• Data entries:

□ □ □ □ □

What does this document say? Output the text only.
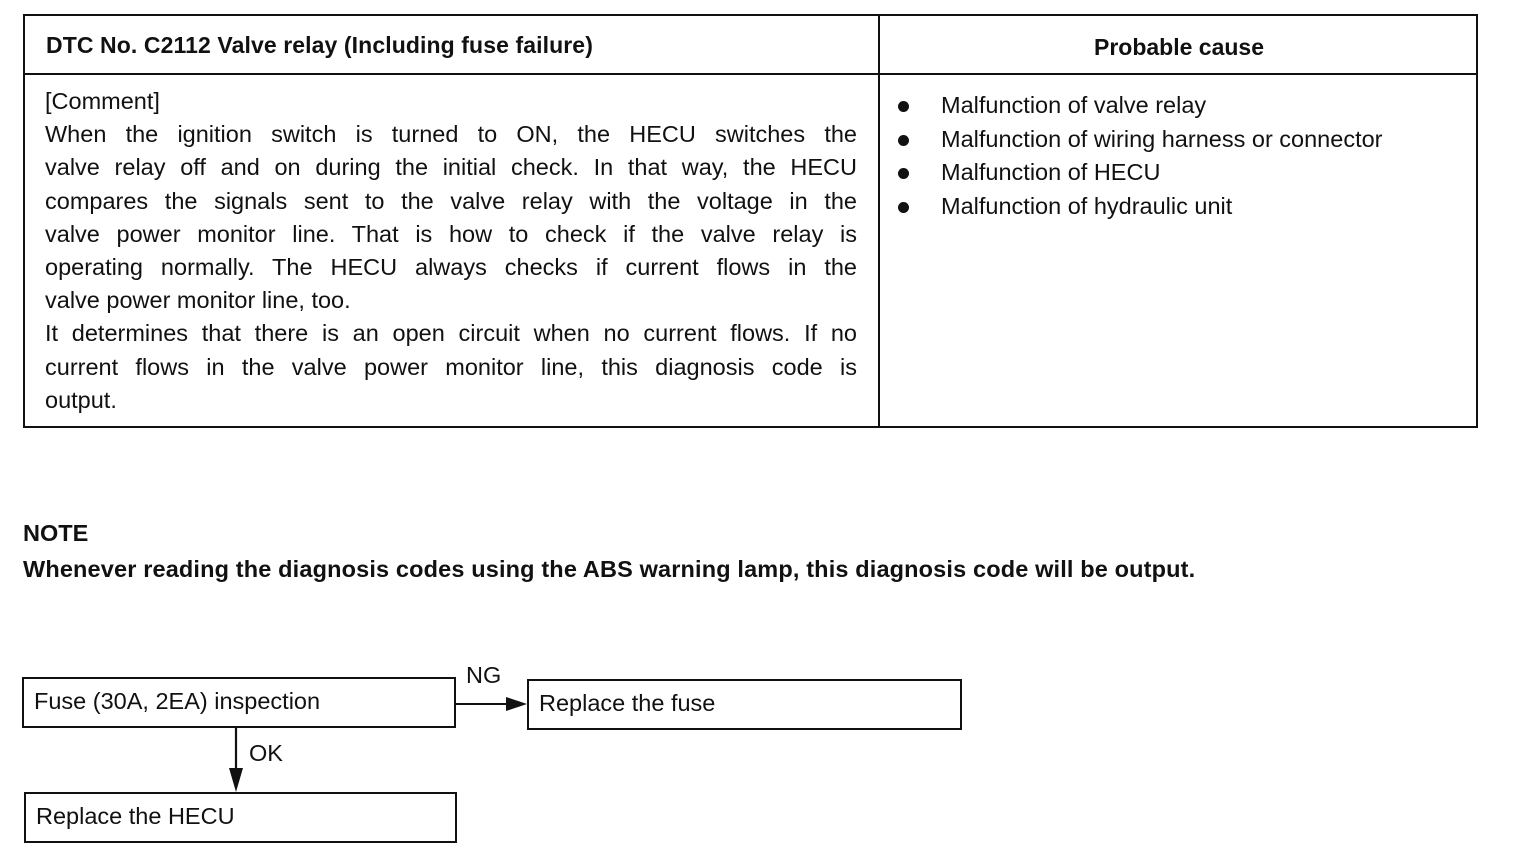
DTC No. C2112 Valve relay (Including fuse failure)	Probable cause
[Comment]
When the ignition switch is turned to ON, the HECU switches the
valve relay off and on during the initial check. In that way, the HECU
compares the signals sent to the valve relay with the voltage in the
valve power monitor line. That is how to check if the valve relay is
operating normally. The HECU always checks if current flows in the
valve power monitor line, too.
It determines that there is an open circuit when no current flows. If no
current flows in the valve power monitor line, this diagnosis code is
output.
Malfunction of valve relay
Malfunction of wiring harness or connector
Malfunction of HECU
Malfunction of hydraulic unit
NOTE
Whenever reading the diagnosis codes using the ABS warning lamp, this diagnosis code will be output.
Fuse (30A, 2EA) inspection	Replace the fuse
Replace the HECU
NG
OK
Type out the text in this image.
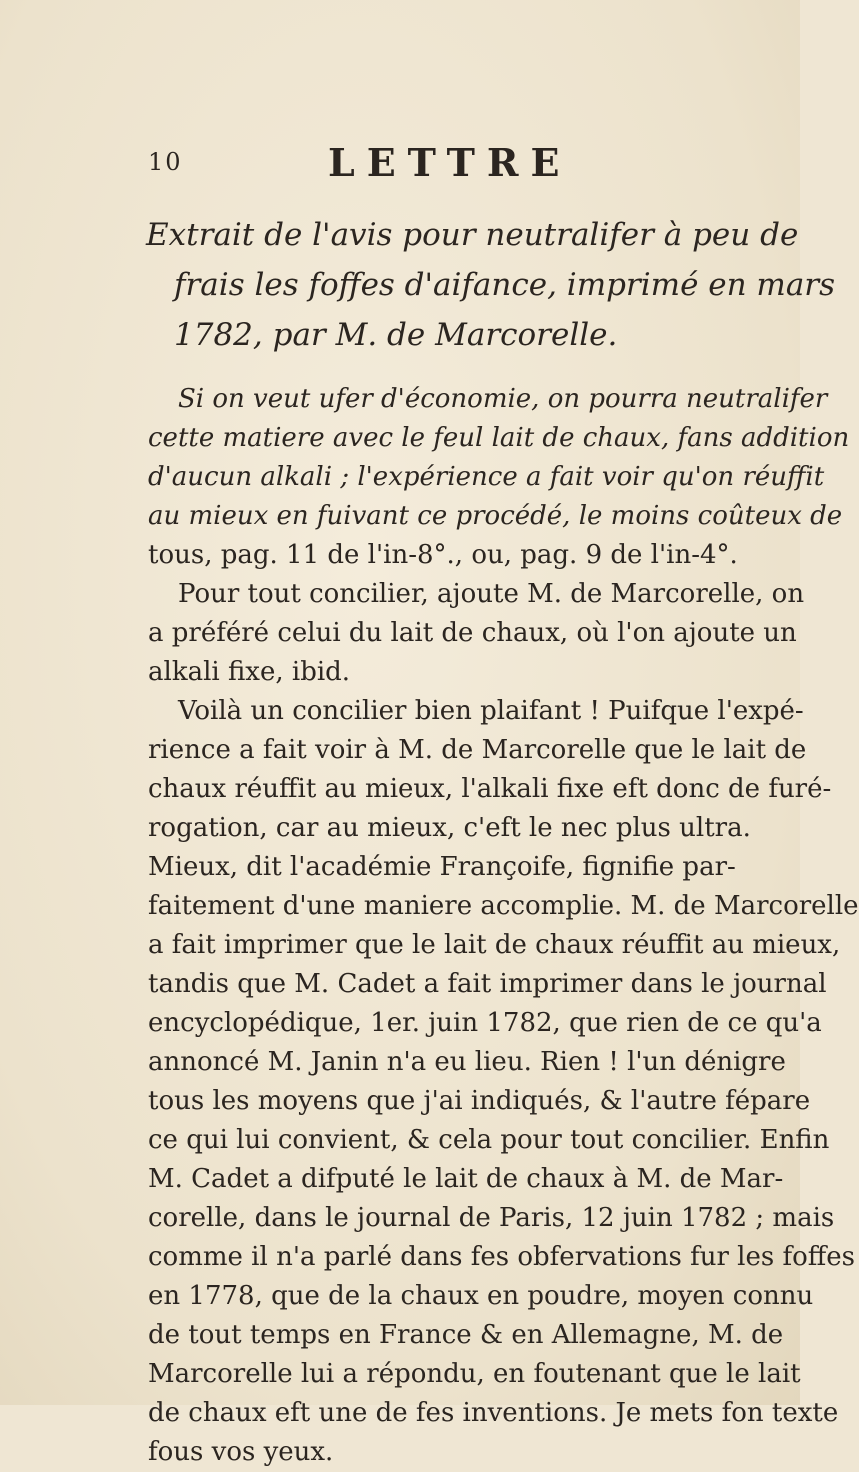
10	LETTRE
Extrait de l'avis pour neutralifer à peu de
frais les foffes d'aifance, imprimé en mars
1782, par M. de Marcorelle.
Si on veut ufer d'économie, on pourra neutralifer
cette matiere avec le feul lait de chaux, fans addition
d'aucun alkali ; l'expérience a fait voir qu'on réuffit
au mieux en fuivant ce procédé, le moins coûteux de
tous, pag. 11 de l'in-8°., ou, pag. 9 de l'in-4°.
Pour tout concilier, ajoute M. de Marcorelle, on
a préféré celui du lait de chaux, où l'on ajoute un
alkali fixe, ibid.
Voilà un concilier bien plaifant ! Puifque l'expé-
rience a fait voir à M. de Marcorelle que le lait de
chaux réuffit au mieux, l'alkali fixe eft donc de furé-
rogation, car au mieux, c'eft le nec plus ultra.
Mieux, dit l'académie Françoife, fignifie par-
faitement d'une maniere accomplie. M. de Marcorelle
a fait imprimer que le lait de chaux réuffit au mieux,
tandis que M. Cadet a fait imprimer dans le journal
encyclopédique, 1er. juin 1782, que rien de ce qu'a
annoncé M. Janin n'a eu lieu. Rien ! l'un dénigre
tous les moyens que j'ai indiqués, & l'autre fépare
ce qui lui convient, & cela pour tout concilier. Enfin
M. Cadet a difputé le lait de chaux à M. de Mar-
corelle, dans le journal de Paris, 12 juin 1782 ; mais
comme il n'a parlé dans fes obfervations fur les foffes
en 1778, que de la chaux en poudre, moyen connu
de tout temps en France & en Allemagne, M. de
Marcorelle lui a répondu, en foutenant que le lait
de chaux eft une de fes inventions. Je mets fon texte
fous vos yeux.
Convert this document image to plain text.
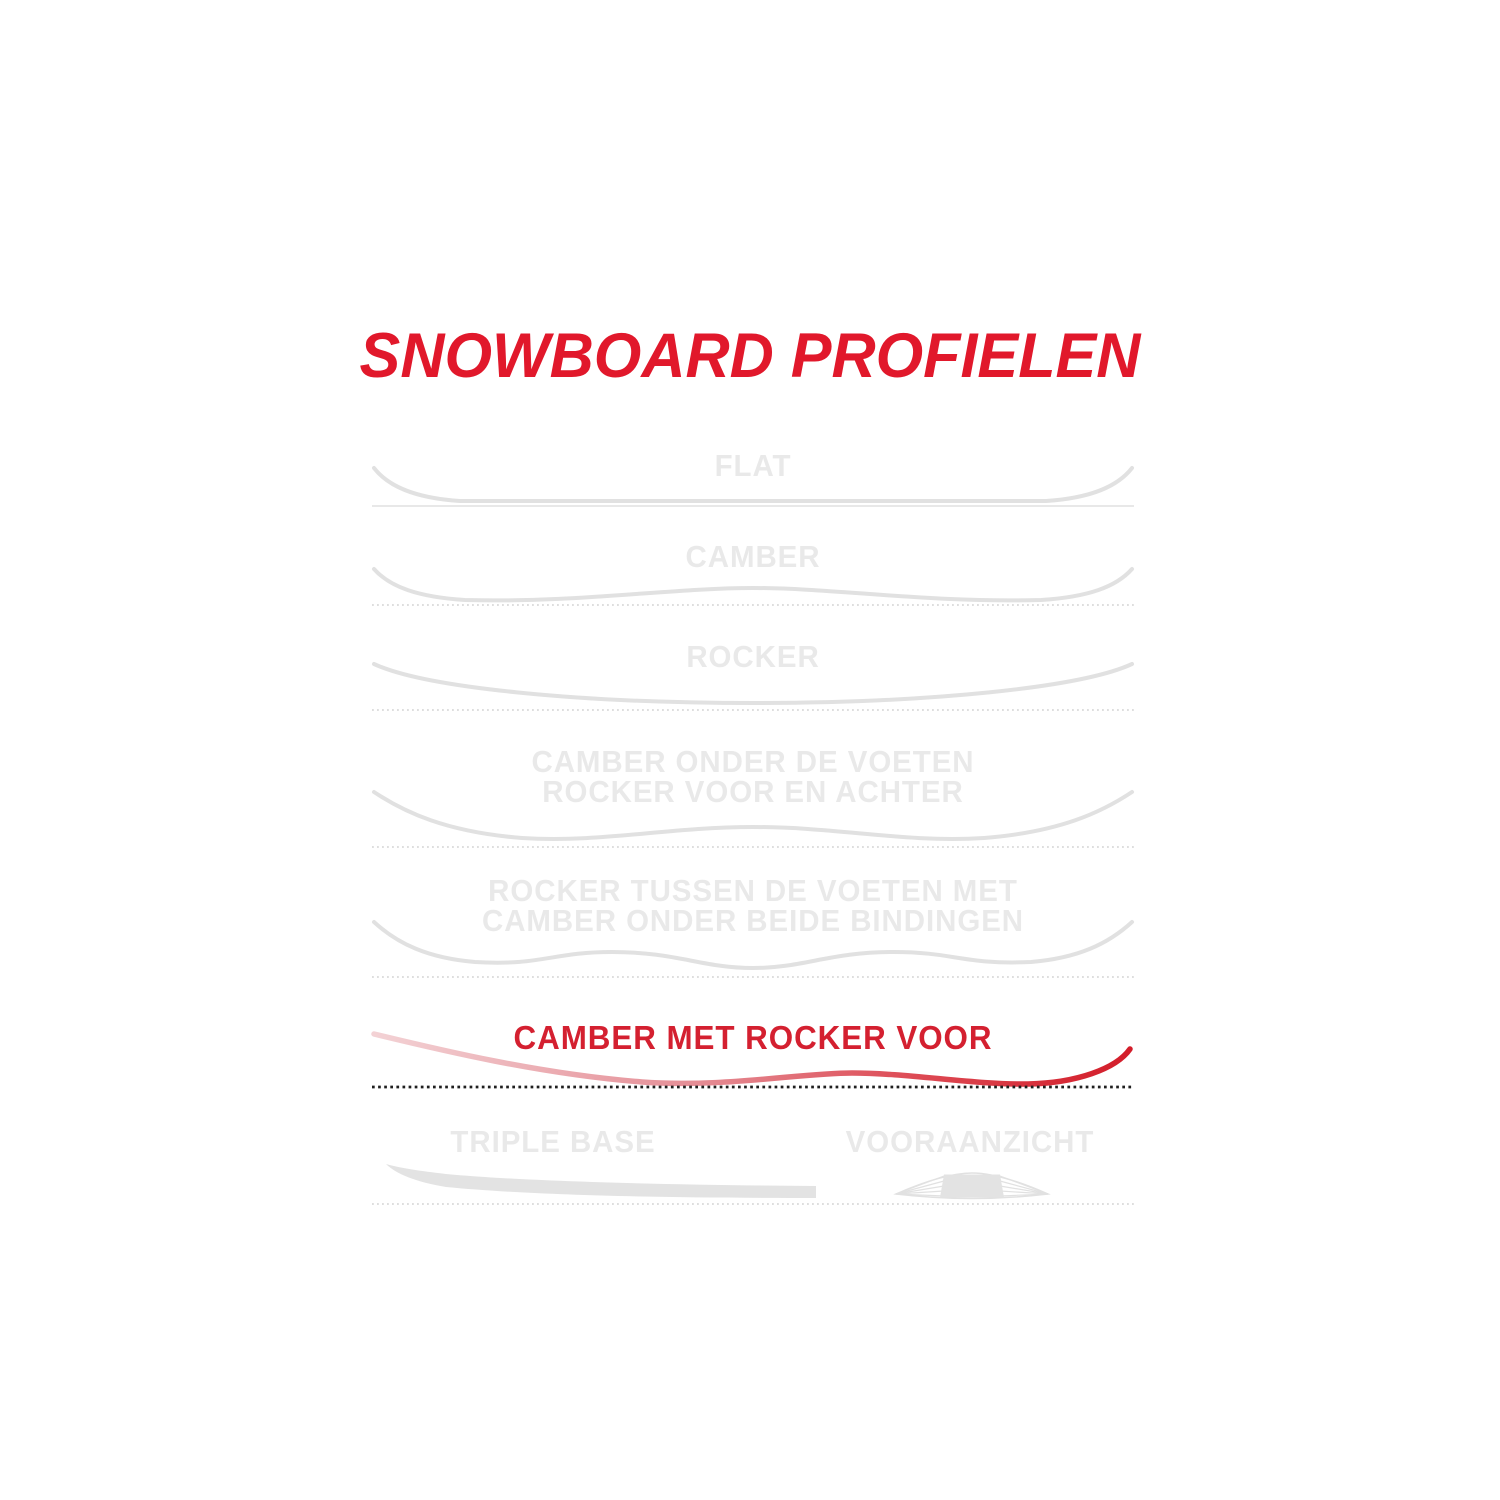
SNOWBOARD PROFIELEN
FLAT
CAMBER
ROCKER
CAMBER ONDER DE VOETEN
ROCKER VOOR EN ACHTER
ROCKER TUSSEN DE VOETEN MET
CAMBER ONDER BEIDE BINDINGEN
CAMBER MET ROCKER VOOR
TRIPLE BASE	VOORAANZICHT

□ □ □ □ □

• WORK TO COMPLETE:
Every record above should come back exactly, but without its pictures.

• ANSWER TO THIS PROBLEM:
What does this document say? Output the text only.
DTC No. C2112 Valve relay (Including fuse failure)	Probable cause
[Comment]
When the ignition switch is turned to ON, the HECU switches the
valve relay off and on during the initial check. In that way, the HECU
compares the signals sent to the valve relay with the voltage in the
valve power monitor line. That is how to check if the valve relay is
operating normally. The HECU always checks if current flows in the
valve power monitor line, too.
It determines that there is an open circuit when no current flows. If no
current flows in the valve power monitor line, this diagnosis code is
output.
Malfunction of valve relay
Malfunction of wiring harness or connector
Malfunction of HECU
Malfunction of hydraulic unit
NOTE
Whenever reading the diagnosis codes using the ABS warning lamp, this diagnosis code will be output.
Fuse (30A, 2EA) inspection	Replace the fuse
Replace the HECU
NG
OK
Type out the text in this image.
10	LETTRE
Extrait de l'avis pour neutralifer à peu de
frais les foffes d'aifance, imprimé en mars
1782, par M. de Marcorelle.
Si on veut ufer d'économie, on pourra neutralifer
cette matiere avec le feul lait de chaux, fans addition
d'aucun alkali ; l'expérience a fait voir qu'on réuffit
au mieux en fuivant ce procédé, le moins coûteux de
tous, pag. 11 de l'in-8°., ou, pag. 9 de l'in-4°.
Pour tout concilier, ajoute M. de Marcorelle, on
a préféré celui du lait de chaux, où l'on ajoute un
alkali fixe, ibid.
Voilà un concilier bien plaifant ! Puifque l'expé-
rience a fait voir à M. de Marcorelle que le lait de
chaux réuffit au mieux, l'alkali fixe eft donc de furé-
rogation, car au mieux, c'eft le nec plus ultra.
Mieux, dit l'académie Françoife, fignifie par-
faitement d'une maniere accomplie. M. de Marcorelle
a fait imprimer que le lait de chaux réuffit au mieux,
tandis que M. Cadet a fait imprimer dans le journal
encyclopédique, 1er. juin 1782, que rien de ce qu'a
annoncé M. Janin n'a eu lieu. Rien ! l'un dénigre
tous les moyens que j'ai indiqués, & l'autre fépare
ce qui lui convient, & cela pour tout concilier. Enfin
M. Cadet a difputé le lait de chaux à M. de Mar-
corelle, dans le journal de Paris, 12 juin 1782 ; mais
comme il n'a parlé dans fes obfervations fur les foffes
en 1778, que de la chaux en poudre, moyen connu
de tout temps en France & en Allemagne, M. de
Marcorelle lui a répondu, en foutenant que le lait
de chaux eft une de fes inventions. Je mets fon texte
fous vos yeux.
Convert this document image to plain text.
SNOWBOARD PROFIELEN
FLAT
CAMBER
ROCKER
CAMBER ONDER DE VOETEN
ROCKER VOOR EN ACHTER
ROCKER TUSSEN DE VOETEN MET
CAMBER ONDER BEIDE BINDINGEN
CAMBER MET ROCKER VOOR
TRIPLE BASE	VOORAANZICHT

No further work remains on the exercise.